(Stored data entries)

....

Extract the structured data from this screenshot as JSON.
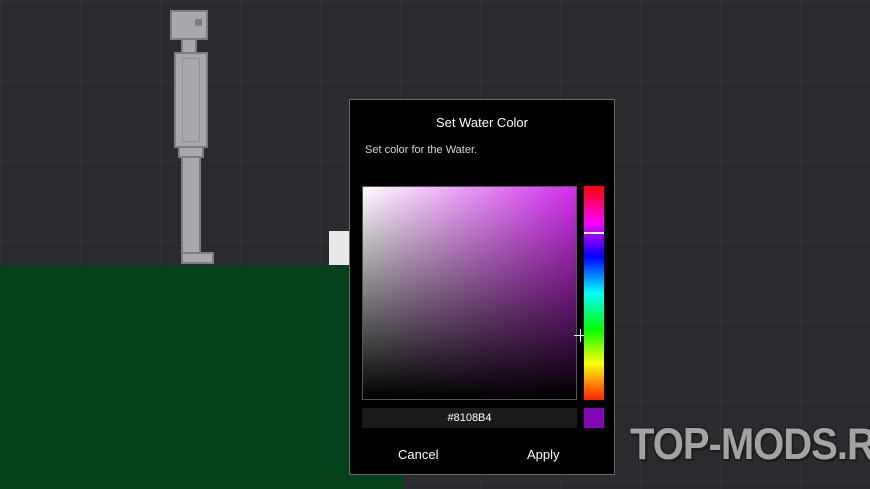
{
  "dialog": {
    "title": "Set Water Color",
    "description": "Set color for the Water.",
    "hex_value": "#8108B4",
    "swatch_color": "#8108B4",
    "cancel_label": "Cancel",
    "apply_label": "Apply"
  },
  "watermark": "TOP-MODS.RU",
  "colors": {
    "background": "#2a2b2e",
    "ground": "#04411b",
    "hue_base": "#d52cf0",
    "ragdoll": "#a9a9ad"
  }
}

....

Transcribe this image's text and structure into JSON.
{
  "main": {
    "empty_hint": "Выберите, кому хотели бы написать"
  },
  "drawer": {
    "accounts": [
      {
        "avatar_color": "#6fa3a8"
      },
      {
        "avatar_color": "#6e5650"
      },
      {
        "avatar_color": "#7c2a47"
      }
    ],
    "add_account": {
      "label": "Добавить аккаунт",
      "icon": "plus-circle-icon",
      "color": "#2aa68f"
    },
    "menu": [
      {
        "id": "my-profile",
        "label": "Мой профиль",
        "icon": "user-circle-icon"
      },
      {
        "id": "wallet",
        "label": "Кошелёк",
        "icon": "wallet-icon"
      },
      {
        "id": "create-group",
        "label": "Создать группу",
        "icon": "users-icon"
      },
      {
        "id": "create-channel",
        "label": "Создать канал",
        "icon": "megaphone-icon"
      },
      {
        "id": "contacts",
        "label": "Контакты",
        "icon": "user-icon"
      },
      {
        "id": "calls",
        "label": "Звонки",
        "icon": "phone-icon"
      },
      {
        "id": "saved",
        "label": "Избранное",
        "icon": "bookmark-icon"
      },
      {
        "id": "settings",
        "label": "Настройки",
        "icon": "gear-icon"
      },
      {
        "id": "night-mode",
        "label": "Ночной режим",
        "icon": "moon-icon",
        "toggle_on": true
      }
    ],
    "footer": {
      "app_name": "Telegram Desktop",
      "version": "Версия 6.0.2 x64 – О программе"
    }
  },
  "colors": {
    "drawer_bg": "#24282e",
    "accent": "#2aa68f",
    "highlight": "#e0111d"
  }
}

....

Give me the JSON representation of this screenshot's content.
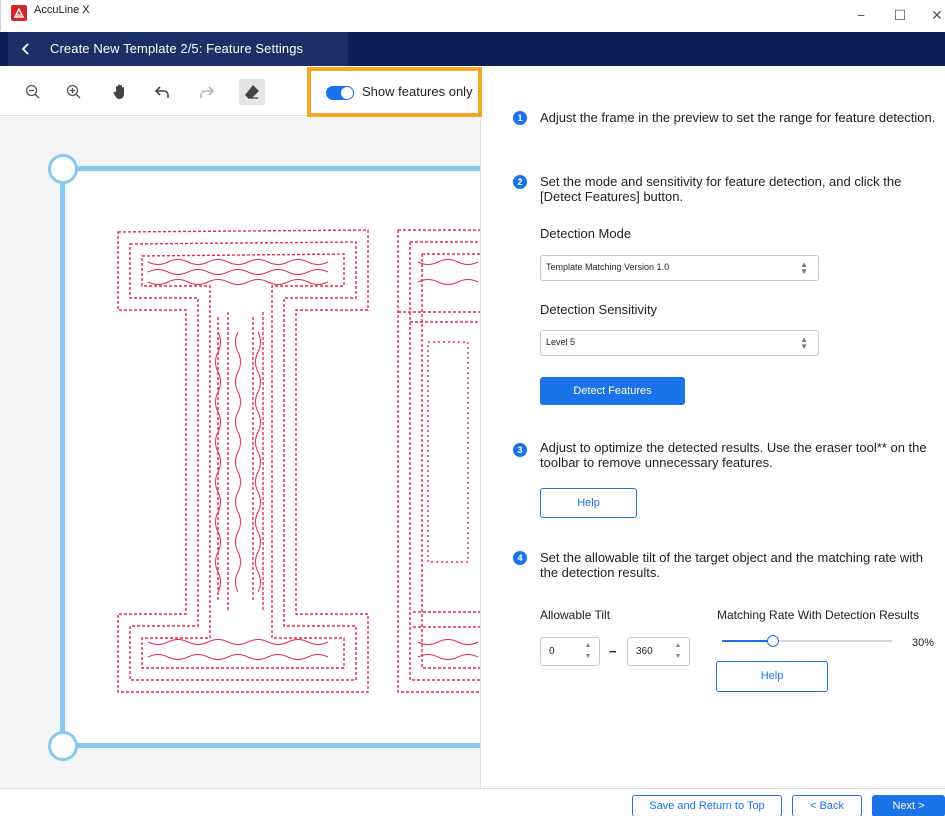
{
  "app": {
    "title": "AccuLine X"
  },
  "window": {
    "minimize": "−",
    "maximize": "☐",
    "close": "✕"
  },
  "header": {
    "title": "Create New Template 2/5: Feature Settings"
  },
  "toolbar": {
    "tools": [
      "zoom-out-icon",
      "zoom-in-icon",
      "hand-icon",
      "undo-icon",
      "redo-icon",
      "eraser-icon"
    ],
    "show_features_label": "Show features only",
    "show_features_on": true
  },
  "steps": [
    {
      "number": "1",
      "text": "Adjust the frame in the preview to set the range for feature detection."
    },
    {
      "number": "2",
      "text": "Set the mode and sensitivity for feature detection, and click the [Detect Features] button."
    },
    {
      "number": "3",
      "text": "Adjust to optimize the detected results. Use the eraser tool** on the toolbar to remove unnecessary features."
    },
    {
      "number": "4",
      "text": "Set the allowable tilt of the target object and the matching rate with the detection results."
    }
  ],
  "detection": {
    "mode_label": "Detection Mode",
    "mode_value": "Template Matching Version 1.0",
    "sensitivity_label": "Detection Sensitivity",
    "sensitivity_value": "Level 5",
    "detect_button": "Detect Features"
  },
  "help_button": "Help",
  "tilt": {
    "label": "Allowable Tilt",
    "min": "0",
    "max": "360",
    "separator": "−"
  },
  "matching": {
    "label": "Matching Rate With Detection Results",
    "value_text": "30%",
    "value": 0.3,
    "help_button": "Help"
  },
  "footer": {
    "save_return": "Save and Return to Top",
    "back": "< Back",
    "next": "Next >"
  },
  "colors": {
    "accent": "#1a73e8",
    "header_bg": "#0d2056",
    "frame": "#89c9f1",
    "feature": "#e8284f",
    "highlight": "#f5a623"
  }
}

....

■ GOAL ■
Using the listing above, list every line in which the string "Template" occurs.

■ ANSWER TO THIS EXERCISE ■
    "title": "Create New Template 2/5: Feature Settings"
    "mode_value": "Template Matching Version 1.0",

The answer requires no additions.